_Request_
Write out every entry exactly as it appears.

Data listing
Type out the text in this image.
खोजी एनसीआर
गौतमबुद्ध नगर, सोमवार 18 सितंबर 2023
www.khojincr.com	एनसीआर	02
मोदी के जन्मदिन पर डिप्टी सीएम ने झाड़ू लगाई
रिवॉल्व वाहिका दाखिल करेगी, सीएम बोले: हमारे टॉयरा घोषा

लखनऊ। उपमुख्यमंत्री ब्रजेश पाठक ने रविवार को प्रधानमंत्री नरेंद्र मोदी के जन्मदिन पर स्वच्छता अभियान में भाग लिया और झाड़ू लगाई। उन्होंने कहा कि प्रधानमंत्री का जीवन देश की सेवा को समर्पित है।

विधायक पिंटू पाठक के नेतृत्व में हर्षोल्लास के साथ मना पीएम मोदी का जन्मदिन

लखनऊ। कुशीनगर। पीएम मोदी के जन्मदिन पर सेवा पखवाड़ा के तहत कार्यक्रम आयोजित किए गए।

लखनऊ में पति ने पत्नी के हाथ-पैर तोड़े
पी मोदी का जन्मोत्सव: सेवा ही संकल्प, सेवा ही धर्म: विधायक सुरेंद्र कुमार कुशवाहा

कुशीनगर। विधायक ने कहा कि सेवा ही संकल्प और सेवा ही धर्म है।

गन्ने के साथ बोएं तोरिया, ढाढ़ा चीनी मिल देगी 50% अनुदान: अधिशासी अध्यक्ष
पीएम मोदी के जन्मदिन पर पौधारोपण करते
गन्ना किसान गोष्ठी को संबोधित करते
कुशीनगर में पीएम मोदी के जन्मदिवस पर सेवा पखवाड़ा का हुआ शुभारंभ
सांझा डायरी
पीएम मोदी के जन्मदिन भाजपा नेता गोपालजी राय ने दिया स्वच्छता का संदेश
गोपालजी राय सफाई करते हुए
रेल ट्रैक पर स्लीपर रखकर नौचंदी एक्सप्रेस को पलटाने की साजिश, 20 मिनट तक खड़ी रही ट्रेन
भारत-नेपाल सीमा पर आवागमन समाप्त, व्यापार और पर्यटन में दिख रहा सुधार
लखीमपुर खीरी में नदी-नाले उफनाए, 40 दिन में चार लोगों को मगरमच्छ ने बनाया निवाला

_Full answer_
Type out the text in this image.
खोजी एनसीआर
गौतमबुद्ध नगर, सोमवार 18 सितंबर 2023
www.khojincr.com	एनसीआर	02
मोदी के जन्मदिन पर डिप्टी सीएम ने झाड़ू लगाई
रिवॉल्व वाहिका दाखिल करेगी, सीएम बोले: हमारे टॉयरा घोषा

लखनऊ। उपमुख्यमंत्री ब्रजेश पाठक ने रविवार को प्रधानमंत्री नरेंद्र मोदी के जन्मदिन पर स्वच्छता अभियान में भाग लिया और झाड़ू लगाई। उन्होंने कहा कि प्रधानमंत्री का जीवन देश की सेवा को समर्पित है।

विधायक पिंटू पाठक के नेतृत्व में हर्षोल्लास के साथ मना पीएम मोदी का जन्मदिन

लखनऊ। कुशीनगर। पीएम मोदी के जन्मदिन पर सेवा पखवाड़ा के तहत कार्यक्रम आयोजित किए गए।

लखनऊ में पति ने पत्नी के हाथ-पैर तोड़े
पी मोदी का जन्मोत्सव: सेवा ही संकल्प, सेवा ही धर्म: विधायक सुरेंद्र कुमार कुशवाहा

कुशीनगर। विधायक ने कहा कि सेवा ही संकल्प और सेवा ही धर्म है।

गन्ने के साथ बोएं तोरिया, ढाढ़ा चीनी मिल देगी 50% अनुदान: अधिशासी अध्यक्ष
पीएम मोदी के जन्मदिन पर पौधारोपण करते
गन्ना किसान गोष्ठी को संबोधित करते
कुशीनगर में पीएम मोदी के जन्मदिवस पर सेवा पखवाड़ा का हुआ शुभारंभ
सांझा डायरी
पीएम मोदी के जन्मदिन भाजपा नेता गोपालजी राय ने दिया स्वच्छता का संदेश
गोपालजी राय सफाई करते हुए
रेल ट्रैक पर स्लीपर रखकर नौचंदी एक्सप्रेस को पलटाने की साजिश, 20 मिनट तक खड़ी रही ट्रेन
भारत-नेपाल सीमा पर आवागमन समाप्त, व्यापार और पर्यटन में दिख रहा सुधार
लखीमपुर खीरी में नदी-नाले उफनाए, 40 दिन में चार लोगों को मगरमच्छ ने बनाया निवाला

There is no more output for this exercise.